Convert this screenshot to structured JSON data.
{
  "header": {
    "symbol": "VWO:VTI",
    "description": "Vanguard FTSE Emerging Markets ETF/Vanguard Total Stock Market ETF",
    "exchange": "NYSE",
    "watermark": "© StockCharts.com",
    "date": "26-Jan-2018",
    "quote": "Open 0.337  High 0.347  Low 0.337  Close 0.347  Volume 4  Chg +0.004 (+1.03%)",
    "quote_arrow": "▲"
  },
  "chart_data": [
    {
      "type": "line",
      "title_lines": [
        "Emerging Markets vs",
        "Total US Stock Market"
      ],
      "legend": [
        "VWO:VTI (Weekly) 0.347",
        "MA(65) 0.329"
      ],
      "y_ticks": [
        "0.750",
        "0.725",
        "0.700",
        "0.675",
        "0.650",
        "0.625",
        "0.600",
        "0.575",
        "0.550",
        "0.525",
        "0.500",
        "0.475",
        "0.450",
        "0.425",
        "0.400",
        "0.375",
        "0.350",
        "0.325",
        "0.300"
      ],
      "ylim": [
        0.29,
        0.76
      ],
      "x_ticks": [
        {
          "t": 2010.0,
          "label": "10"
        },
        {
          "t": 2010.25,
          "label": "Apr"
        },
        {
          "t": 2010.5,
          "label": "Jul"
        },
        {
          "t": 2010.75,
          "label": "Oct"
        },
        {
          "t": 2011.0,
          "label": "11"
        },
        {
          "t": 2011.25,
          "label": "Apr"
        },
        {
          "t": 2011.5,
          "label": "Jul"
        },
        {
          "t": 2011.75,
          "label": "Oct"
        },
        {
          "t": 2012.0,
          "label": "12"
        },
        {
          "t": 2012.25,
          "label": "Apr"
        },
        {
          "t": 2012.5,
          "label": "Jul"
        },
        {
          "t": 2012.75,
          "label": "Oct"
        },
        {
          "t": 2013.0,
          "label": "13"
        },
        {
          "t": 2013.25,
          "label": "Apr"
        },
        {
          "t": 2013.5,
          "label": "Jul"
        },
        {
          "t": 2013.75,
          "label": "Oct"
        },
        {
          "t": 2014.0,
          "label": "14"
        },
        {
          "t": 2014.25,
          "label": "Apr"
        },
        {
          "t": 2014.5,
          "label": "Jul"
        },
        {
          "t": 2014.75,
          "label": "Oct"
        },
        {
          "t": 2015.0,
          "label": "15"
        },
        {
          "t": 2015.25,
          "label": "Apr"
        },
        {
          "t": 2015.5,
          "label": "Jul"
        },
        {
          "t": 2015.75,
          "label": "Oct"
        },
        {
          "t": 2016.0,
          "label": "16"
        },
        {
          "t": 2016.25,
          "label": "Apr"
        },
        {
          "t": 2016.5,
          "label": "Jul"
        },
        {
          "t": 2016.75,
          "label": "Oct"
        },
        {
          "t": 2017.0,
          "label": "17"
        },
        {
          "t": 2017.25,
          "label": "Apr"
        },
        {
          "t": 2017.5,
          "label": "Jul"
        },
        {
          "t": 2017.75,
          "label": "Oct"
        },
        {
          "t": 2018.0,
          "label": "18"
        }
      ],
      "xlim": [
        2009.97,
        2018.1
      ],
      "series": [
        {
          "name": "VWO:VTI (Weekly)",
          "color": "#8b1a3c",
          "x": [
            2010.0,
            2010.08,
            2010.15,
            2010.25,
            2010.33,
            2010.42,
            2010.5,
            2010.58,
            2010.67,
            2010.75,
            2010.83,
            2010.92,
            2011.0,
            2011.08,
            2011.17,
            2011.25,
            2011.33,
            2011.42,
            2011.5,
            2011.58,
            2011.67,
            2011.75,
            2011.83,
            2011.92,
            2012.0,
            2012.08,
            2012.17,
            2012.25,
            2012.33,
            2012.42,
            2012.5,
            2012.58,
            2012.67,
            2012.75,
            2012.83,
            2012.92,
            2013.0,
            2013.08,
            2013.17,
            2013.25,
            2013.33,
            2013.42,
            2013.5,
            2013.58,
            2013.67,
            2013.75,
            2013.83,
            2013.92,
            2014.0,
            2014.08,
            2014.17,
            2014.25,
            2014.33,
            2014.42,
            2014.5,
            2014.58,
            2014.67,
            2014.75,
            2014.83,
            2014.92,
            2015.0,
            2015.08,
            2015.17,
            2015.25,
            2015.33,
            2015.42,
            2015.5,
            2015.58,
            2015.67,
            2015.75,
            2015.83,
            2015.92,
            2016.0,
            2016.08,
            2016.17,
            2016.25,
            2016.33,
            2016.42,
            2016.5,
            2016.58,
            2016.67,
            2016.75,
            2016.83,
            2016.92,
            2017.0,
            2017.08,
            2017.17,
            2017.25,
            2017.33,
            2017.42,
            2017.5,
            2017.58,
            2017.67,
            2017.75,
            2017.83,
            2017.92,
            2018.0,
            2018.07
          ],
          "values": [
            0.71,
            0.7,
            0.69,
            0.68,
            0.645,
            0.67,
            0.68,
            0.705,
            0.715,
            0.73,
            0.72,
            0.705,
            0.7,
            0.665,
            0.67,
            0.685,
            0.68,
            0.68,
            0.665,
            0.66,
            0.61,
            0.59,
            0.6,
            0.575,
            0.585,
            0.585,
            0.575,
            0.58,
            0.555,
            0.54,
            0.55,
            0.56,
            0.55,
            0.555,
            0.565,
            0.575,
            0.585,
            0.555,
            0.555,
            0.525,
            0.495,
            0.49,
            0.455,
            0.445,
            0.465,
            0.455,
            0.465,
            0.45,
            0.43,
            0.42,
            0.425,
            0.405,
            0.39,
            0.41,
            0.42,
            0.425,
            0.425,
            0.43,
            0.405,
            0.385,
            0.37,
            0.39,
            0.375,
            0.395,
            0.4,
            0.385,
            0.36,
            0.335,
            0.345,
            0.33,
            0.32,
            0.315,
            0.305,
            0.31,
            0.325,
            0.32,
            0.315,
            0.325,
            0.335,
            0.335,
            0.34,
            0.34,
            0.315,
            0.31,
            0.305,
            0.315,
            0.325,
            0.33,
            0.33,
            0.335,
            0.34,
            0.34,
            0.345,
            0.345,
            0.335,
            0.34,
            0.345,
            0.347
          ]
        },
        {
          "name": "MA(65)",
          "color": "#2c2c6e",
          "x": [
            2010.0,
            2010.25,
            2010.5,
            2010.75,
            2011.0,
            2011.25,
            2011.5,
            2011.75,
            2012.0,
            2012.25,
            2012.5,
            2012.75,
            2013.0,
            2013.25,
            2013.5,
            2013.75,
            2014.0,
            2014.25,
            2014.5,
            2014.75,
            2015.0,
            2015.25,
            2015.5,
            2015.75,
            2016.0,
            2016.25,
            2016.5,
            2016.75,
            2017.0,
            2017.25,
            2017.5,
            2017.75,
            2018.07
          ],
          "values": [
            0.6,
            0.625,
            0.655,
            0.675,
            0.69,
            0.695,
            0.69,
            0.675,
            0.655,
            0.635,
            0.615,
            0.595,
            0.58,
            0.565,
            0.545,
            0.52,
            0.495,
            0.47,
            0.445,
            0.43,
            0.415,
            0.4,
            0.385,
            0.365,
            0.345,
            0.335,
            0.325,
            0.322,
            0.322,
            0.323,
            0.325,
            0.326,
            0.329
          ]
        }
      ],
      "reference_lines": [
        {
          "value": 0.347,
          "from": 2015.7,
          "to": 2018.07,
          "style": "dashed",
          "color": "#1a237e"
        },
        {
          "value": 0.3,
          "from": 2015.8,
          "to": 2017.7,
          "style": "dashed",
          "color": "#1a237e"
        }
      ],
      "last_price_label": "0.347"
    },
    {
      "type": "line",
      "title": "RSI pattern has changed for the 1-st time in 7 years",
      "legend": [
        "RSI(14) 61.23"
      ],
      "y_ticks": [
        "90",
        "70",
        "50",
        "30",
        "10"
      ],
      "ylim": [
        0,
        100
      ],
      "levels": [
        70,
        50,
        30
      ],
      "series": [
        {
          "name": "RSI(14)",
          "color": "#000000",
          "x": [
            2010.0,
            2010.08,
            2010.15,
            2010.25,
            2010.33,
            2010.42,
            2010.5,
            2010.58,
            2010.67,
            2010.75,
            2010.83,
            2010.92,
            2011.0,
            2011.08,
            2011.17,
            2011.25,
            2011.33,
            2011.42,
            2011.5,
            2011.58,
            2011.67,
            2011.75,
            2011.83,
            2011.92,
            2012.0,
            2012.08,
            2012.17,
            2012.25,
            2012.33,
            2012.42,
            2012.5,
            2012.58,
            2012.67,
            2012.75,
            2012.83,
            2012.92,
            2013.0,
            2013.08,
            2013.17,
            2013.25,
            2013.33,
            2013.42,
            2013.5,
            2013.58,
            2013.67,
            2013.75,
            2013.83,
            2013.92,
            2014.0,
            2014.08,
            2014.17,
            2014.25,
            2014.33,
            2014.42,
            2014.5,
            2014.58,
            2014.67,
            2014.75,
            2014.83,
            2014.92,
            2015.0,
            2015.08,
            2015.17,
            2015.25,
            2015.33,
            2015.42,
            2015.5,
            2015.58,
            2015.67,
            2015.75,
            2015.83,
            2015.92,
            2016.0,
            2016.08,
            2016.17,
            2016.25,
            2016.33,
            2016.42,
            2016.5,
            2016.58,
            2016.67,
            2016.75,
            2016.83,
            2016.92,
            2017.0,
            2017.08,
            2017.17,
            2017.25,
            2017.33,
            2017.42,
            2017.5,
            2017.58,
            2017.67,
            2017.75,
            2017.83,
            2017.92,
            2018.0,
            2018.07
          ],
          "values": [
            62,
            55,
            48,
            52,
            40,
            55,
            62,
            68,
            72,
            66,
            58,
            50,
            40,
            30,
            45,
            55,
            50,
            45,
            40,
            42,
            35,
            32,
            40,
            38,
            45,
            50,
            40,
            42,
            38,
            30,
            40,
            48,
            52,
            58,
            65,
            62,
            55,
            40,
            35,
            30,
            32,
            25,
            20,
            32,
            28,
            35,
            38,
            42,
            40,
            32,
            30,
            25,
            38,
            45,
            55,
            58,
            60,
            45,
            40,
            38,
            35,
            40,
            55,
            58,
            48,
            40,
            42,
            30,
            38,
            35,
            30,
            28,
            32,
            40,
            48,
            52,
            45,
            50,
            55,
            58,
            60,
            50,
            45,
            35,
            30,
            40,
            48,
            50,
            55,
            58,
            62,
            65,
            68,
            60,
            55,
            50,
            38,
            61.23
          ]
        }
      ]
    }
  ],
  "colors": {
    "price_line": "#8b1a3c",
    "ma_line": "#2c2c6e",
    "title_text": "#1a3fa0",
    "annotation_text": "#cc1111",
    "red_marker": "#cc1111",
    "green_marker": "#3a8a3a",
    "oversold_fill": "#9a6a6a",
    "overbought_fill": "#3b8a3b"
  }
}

----------------------------------------

**INSTRUCTIONS TO FOLLOW:** Scan the records for the string "Markets". Copy each line in which it appears.

**OUTPUT OF THE EXERCISE:**
    "description": "Vanguard FTSE Emerging Markets ETF/Vanguard Total Stock Market ETF",
        "Emerging Markets vs",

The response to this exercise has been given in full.